> _Provided records_
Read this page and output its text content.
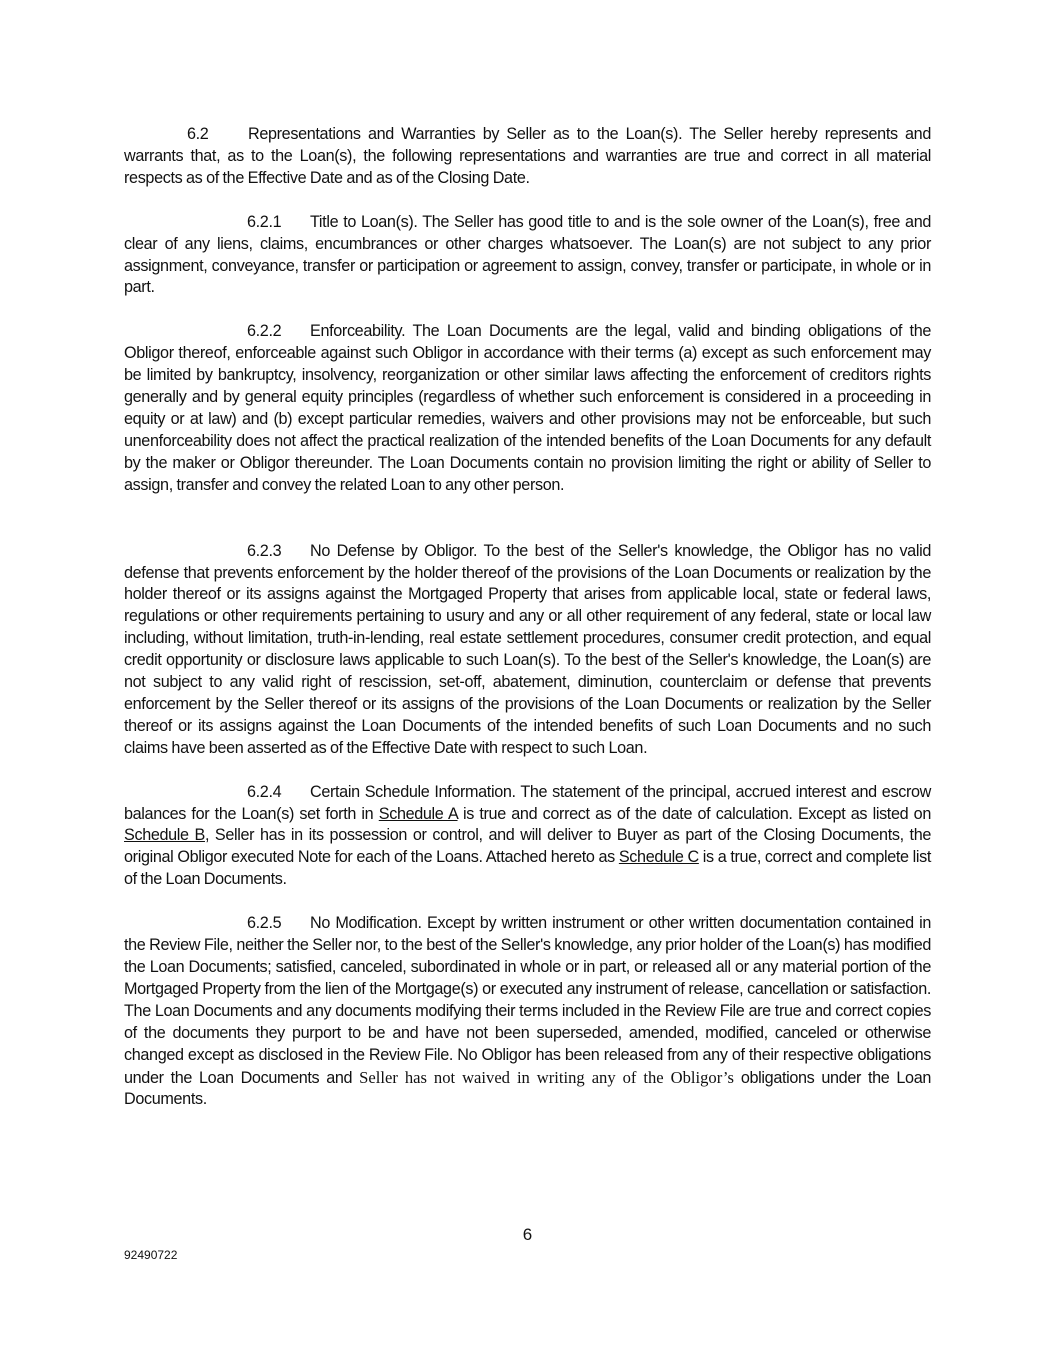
6.2 Representations and Warranties by Seller as to the Loan(s). The Seller hereby represents and warrants that, as to the Loan(s), the following representations and warranties are true and correct in all material respects as of the Effective Date and as of the Closing Date.

6.2.1 Title to Loan(s). The Seller has good title to and is the sole owner of the Loan(s), free and clear of any liens, claims, encumbrances or other charges whatsoever. The Loan(s) are not subject to any prior assignment, conveyance, transfer or participation or agreement to assign, convey, transfer or participate, in whole or in part.

6.2.2 Enforceability. The Loan Documents are the legal, valid and binding obligations of the Obligor thereof, enforceable against such Obligor in accordance with their terms (a) except as such enforcement may be limited by bankruptcy, insolvency, reorganization or other similar laws affecting the enforcement of creditors rights generally and by general equity principles (regardless of whether such enforcement is considered in a proceeding in equity or at law) and (b) except particular remedies, waivers and other provisions may not be enforceable, but such unenforceability does not affect the practical realization of the intended benefits of the Loan Documents for any default by the maker or Obligor thereunder. The Loan Documents contain no provision limiting the right or ability of Seller to assign, transfer and convey the related Loan to any other person.

6.2.3 No Defense by Obligor. To the best of the Seller's knowledge, the Obligor has no valid defense that prevents enforcement by the holder thereof of the provisions of the Loan Documents or realization by the holder thereof or its assigns against the Mortgaged Property that arises from applicable local, state or federal laws, regulations or other requirements pertaining to usury and any or all other requirement of any federal, state or local law including, without limitation, truth-in-lending, real estate settlement procedures, consumer credit protection, and equal credit opportunity or disclosure laws applicable to such Loan(s). To the best of the Seller's knowledge, the Loan(s) are not subject to any valid right of rescission, set-off, abatement, diminution, counterclaim or defense that prevents enforcement by the Seller thereof or its assigns of the provisions of the Loan Documents or realization by the Seller thereof or its assigns against the Loan Documents of the intended benefits of such Loan Documents and no such claims have been asserted as of the Effective Date with respect to such Loan.

6.2.4 Certain Schedule Information. The statement of the principal, accrued interest and escrow balances for the Loan(s) set forth in Schedule A is true and correct as of the date of calculation. Except as listed on Schedule B, Seller has in its possession or control, and will deliver to Buyer as part of the Closing Documents, the original Obligor executed Note for each of the Loans. Attached hereto as Schedule C is a true, correct and complete list of the Loan Documents.

6.2.5 No Modification. Except by written instrument or other written documentation contained in the Review File, neither the Seller nor, to the best of the Seller's knowledge, any prior holder of the Loan(s) has modified the Loan Documents; satisfied, canceled, subordinated in whole or in part, or released all or any material portion of the Mortgaged Property from the lien of the Mortgage(s) or executed any instrument of release, cancellation or satisfaction. The Loan Documents and any documents modifying their terms included in the Review File are true and correct copies of the documents they purport to be and have not been superseded, amended, modified, canceled or otherwise changed except as disclosed in the Review File. No Obligor has been released from any of their respective obligations under the Loan Documents and Seller has not waived in writing any of the Obligor’s obligations under the Loan Documents.

6
92490722
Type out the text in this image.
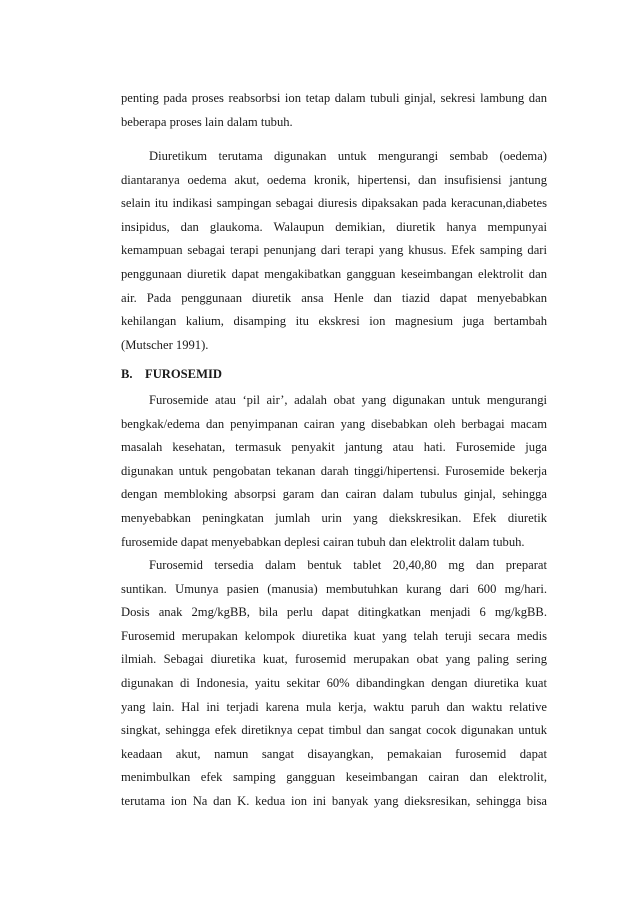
penting pada proses reabsorbsi ion tetap dalam tubuli ginjal, sekresi lambung dan
beberapa proses lain dalam tubuh.
Diuretikum terutama digunakan untuk mengurangi sembab (oedema)
diantaranya oedema akut, oedema kronik, hipertensi, dan insufisiensi jantung
selain itu indikasi sampingan sebagai diuresis dipaksakan pada keracunan,diabetes
insipidus, dan glaukoma. Walaupun demikian, diuretik hanya mempunyai
kemampuan sebagai terapi penunjang dari terapi yang khusus. Efek samping dari
penggunaan diuretik dapat mengakibatkan gangguan keseimbangan elektrolit dan
air. Pada penggunaan diuretik ansa Henle dan tiazid dapat menyebabkan
kehilangan kalium, disamping itu ekskresi ion magnesium juga bertambah
(Mutscher 1991).
B. FUROSEMID
Furosemide atau ‘pil air’, adalah obat yang digunakan untuk mengurangi
bengkak/edema dan penyimpanan cairan yang disebabkan oleh berbagai macam
masalah kesehatan, termasuk penyakit jantung atau hati. Furosemide juga
digunakan untuk pengobatan tekanan darah tinggi/hipertensi. Furosemide bekerja
dengan membloking absorpsi garam dan cairan dalam tubulus ginjal, sehingga
menyebabkan peningkatan jumlah urin yang diekskresikan. Efek diuretik
furosemide dapat menyebabkan deplesi cairan tubuh dan elektrolit dalam tubuh.
Furosemid tersedia dalam bentuk tablet 20,40,80 mg dan preparat
suntikan. Umunya pasien (manusia) membutuhkan kurang dari 600 mg/hari.
Dosis anak 2mg/kgBB, bila perlu dapat ditingkatkan menjadi 6 mg/kgBB.
Furosemid merupakan kelompok diuretika kuat yang telah teruji secara medis
ilmiah. Sebagai diuretika kuat, furosemid merupakan obat yang paling sering
digunakan di Indonesia, yaitu sekitar 60% dibandingkan dengan diuretika kuat
yang lain. Hal ini terjadi karena mula kerja, waktu paruh dan waktu relative
singkat, sehingga efek diretiknya cepat timbul dan sangat cocok digunakan untuk
keadaan akut, namun sangat disayangkan, pemakaian furosemid dapat
menimbulkan efek samping gangguan keseimbangan cairan dan elektrolit,
terutama ion Na dan K. kedua ion ini banyak yang dieksresikan, sehingga bisa
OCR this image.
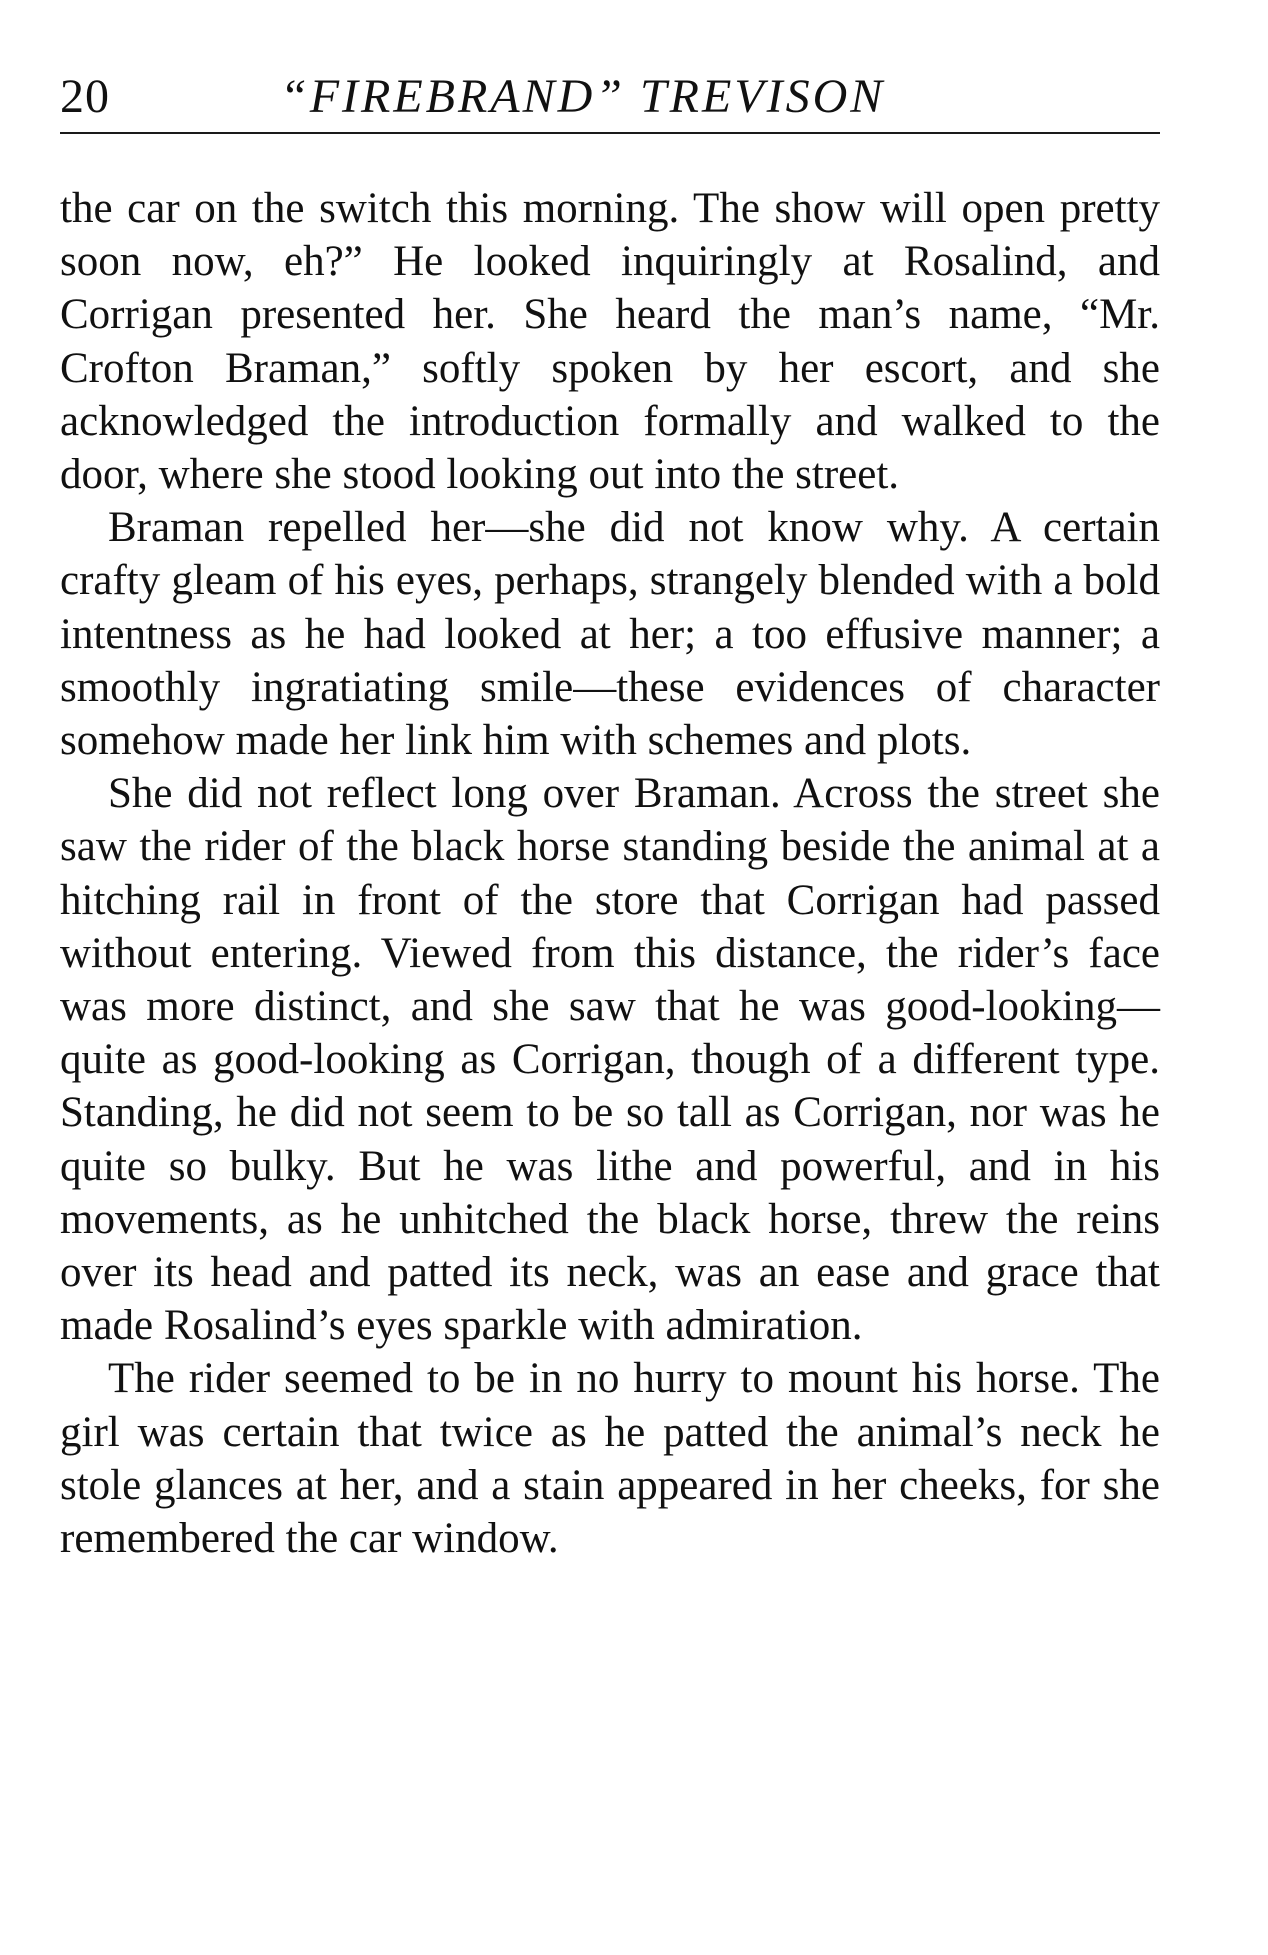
20	“FIREBRAND” TREVISON

the car on the switch this morning. The show will open pretty soon now, eh?” He looked inquiringly at Rosalind, and Corrigan presented her. She heard the man’s name, “Mr. Crofton Braman,” softly spoken by her escort, and she acknowledged the introduction formally and walked to the door, where she stood looking out into the street.

Braman repelled her—she did not know why. A certain crafty gleam of his eyes, perhaps, strangely blended with a bold intentness as he had looked at her; a too effusive manner; a smoothly ingratiating smile—these evidences of character somehow made her link him with schemes and plots.

She did not reflect long over Braman. Across the street she saw the rider of the black horse standing beside the animal at a hitching rail in front of the store that Corrigan had passed without entering. Viewed from this distance, the rider’s face was more distinct, and she saw that he was good-looking—quite as good-looking as Corrigan, though of a different type. Standing, he did not seem to be so tall as Corrigan, nor was he quite so bulky. But he was lithe and powerful, and in his movements, as he unhitched the black horse, threw the reins over its head and patted its neck, was an ease and grace that made Rosalind’s eyes sparkle with admiration.

The rider seemed to be in no hurry to mount his horse. The girl was certain that twice as he patted the animal’s neck he stole glances at her, and a stain appeared in her cheeks, for she remembered the car window.
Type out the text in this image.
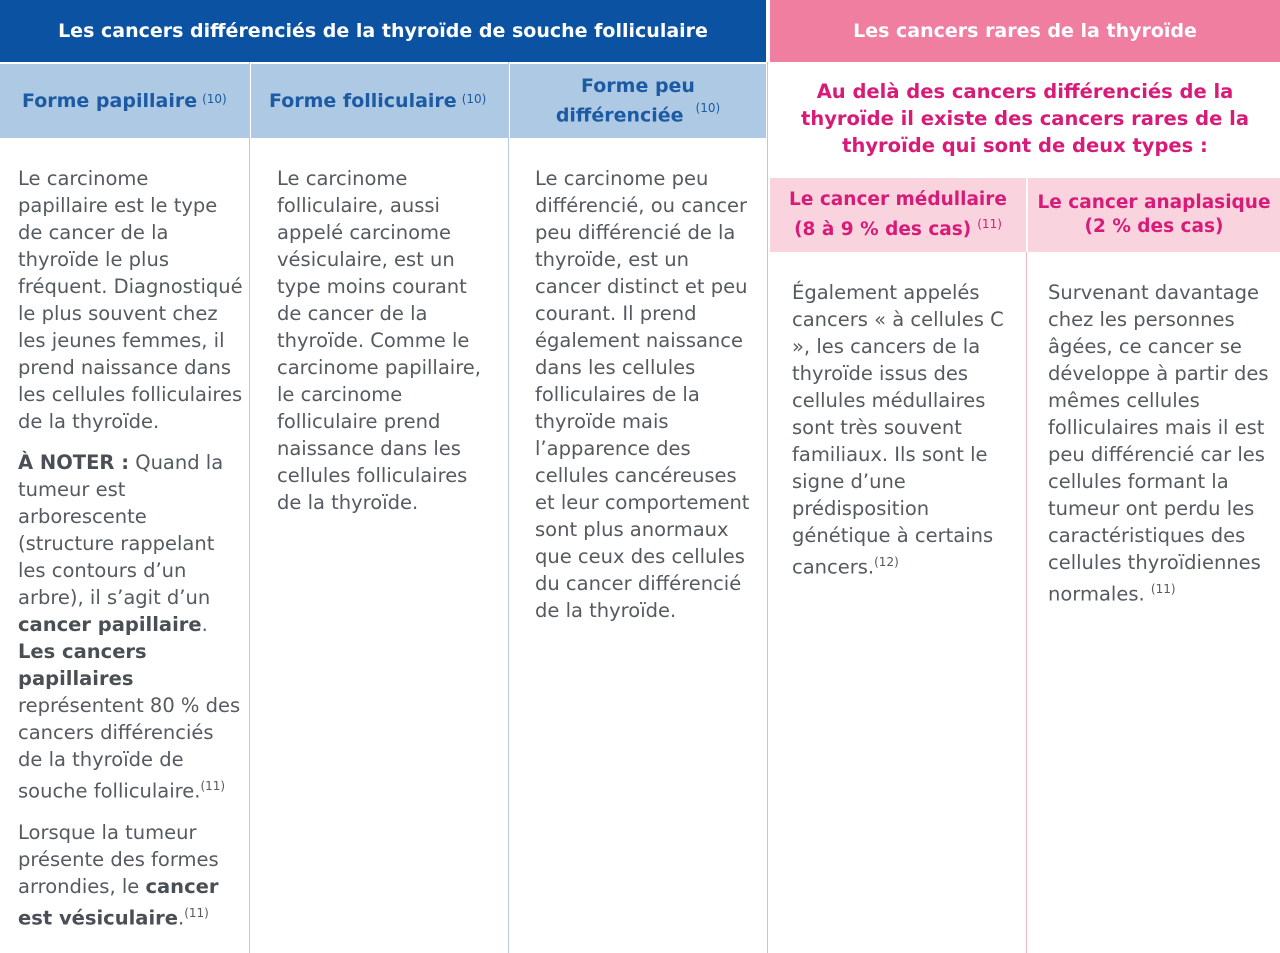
Les cancers différenciés de la thyroïde de souche folliculaire	Les cancers rares de la thyroïde
Forme papillaire $^{(10)}$ Forme folliculaire $^{(10)}$
Forme peu
différenciée $^{(10)}$

Le carcinome papillaire est le type de cancer de la thyroïde le plus fréquent. Diagnostiqué le plus souvent chez les jeunes femmes, il prend naissance dans les cellules folliculaires de la thyroïde.

À NOTER : Quand la tumeur est arborescente (structure rappelant les contours d’un arbre), il s’agit d’un cancer papillaire.
Les cancers papillaires représentent 80 % des cancers différenciés de la thyroïde de souche folliculaire.$^{(11)}$

Lorsque la tumeur présente des formes arrondies, le cancer est vésiculaire.$^{(11)}$

Le carcinome folliculaire, aussi appelé carcinome vésiculaire, est un type moins courant de cancer de la thyroïde. Comme le carcinome papillaire, le carcinome folliculaire prend naissance dans les cellules folliculaires de la thyroïde.

Le carcinome peu différencié, ou cancer peu différencié de la thyroïde, est un cancer distinct et peu courant. Il prend également naissance dans les cellules folliculaires de la thyroïde mais l’apparence des cellules cancéreuses et leur comportement sont plus anormaux que ceux des cellules du cancer différencié de la thyroïde.

Au delà des cancers différenciés de la thyroïde il existe des cancers rares de la thyroïde qui sont de deux types :
Le cancer médullaire
(8 à 9 % des cas) $^{(11)}$
Le cancer anaplasique
(2 % des cas)

Également appelés cancers « à cellules C », les cancers de la thyroïde issus des cellules médullaires sont très souvent familiaux. Ils sont le signe d’une prédisposition génétique à certains cancers.$^{(12)}$

Survenant davantage chez les personnes âgées, ce cancer se développe à partir des mêmes cellules folliculaires mais il est peu différencié car les cellules formant la tumeur ont perdu les caractéristiques des cellules thyroïdiennes normales. $^{(11)}$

> _Exercise instructions_
Report each line of the material above where the word "sangat" appears.

> _Response to this exercise_
singkat, sehingga efek diretiknya cepat timbul dan sangat cocok digunakan untuk
keadaan akut, namun sangat disayangkan, pemakaian furosemid dapat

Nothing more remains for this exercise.